The request => Could you copy the records below verbatim, from the line with "Identify all the" to the line with "text-line: 导分配工作任务时，一些成员认为是领导在强迫自己去完成工作，他们不敢 —"?

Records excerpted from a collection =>
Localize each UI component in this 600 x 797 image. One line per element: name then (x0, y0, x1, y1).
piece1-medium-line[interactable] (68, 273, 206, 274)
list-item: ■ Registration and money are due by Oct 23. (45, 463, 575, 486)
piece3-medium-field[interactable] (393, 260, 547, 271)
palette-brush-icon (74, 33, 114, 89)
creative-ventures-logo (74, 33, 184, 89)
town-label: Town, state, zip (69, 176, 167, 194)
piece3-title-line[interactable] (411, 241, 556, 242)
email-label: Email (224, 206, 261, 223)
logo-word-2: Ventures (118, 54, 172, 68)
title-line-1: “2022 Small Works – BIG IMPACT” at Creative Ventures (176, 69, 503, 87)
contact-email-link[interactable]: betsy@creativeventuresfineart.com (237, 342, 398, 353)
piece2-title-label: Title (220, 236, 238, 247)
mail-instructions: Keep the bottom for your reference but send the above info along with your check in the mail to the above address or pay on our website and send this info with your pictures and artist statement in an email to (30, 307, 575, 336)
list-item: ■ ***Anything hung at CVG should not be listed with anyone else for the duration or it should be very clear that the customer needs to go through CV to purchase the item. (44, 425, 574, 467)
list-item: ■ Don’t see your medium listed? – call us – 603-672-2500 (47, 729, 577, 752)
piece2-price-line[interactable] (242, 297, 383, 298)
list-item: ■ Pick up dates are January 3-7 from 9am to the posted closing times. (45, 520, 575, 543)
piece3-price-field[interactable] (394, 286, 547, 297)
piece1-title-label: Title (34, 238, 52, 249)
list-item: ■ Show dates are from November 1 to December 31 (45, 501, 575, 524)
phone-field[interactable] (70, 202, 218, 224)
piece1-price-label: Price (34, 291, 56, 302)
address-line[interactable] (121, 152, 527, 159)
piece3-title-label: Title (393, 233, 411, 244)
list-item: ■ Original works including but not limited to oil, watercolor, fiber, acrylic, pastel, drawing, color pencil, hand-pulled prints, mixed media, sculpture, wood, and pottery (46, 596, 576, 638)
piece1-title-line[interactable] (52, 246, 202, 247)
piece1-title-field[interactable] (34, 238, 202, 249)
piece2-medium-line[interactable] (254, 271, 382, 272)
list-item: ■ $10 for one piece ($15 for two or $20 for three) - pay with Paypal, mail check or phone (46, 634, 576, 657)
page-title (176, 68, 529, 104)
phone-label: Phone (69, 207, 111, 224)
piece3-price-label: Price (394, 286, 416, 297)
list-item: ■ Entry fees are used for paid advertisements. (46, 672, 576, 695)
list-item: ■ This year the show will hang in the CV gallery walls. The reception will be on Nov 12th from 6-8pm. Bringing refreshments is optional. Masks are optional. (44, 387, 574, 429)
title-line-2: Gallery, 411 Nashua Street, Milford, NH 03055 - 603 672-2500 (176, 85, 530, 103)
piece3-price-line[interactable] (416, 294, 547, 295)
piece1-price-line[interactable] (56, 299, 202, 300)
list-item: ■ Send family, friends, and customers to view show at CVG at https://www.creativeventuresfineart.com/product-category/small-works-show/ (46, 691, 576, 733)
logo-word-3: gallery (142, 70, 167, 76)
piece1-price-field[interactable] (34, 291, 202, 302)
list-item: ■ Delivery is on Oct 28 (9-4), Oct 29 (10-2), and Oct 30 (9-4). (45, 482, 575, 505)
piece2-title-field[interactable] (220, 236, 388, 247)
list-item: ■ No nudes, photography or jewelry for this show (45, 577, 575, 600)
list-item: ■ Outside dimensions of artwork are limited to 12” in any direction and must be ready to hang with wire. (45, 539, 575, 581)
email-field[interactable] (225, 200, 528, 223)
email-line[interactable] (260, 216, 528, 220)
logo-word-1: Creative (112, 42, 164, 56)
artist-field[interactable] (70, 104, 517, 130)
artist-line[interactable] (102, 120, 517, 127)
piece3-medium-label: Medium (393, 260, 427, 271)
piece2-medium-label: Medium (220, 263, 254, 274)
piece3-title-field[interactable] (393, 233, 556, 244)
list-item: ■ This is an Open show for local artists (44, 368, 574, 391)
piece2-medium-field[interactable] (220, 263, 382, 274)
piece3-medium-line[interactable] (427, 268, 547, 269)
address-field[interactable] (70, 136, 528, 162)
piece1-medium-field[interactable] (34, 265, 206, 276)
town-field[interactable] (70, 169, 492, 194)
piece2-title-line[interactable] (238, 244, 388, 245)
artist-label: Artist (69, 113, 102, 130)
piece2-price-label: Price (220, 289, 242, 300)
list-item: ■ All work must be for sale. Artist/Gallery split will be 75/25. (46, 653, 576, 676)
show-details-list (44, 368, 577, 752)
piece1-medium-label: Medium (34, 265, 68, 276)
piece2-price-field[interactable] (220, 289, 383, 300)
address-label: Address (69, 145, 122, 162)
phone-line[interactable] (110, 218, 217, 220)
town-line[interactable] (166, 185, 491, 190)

---

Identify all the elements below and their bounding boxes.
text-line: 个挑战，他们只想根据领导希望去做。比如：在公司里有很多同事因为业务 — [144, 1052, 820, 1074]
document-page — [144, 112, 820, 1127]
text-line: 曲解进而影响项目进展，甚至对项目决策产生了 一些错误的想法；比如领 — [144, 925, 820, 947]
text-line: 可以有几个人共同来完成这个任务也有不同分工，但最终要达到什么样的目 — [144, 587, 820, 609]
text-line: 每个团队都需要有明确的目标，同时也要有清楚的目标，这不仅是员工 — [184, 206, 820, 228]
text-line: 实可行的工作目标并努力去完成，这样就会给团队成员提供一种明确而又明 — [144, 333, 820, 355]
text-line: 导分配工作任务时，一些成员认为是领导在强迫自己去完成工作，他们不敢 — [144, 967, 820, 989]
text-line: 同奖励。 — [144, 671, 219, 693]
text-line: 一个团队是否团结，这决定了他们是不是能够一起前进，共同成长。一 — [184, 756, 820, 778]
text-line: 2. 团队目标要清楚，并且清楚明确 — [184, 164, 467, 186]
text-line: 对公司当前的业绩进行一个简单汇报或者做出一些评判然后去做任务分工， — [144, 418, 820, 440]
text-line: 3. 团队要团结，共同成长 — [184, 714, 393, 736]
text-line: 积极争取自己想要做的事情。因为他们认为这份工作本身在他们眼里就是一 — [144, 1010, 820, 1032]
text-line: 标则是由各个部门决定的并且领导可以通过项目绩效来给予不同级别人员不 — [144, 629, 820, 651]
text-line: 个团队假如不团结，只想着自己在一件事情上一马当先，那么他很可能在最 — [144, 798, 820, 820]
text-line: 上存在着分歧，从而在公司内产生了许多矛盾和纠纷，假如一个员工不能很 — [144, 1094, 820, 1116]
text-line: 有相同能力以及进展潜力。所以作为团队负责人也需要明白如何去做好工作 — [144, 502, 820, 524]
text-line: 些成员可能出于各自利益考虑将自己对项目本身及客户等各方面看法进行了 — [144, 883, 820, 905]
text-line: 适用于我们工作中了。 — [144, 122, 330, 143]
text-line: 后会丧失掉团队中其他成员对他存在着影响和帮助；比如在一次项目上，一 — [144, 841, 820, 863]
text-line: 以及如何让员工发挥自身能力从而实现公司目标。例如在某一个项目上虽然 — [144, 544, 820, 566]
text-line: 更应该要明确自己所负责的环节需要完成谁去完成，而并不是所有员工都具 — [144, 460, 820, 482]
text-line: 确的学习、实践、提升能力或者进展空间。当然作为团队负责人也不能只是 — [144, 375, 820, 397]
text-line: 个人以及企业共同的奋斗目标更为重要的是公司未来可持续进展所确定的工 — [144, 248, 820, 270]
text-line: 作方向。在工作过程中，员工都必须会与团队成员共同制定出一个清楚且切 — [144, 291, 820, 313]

Answer to the exercise =>
Identify all the elements below and their bounding boxes.
text-line: 个挑战，他们只想根据领导希望去做。比如：在公司里有很多同事因为业务 — [144, 1052, 820, 1074]
document-page — [144, 112, 820, 1127]
text-line: 曲解进而影响项目进展，甚至对项目决策产生了 一些错误的想法；比如领 — [144, 925, 820, 947]
text-line: 可以有几个人共同来完成这个任务也有不同分工，但最终要达到什么样的目 — [144, 587, 820, 609]
text-line: 每个团队都需要有明确的目标，同时也要有清楚的目标，这不仅是员工 — [184, 206, 820, 228]
text-line: 实可行的工作目标并努力去完成，这样就会给团队成员提供一种明确而又明 — [144, 333, 820, 355]
text-line: 导分配工作任务时，一些成员认为是领导在强迫自己去完成工作，他们不敢 — [144, 967, 820, 989]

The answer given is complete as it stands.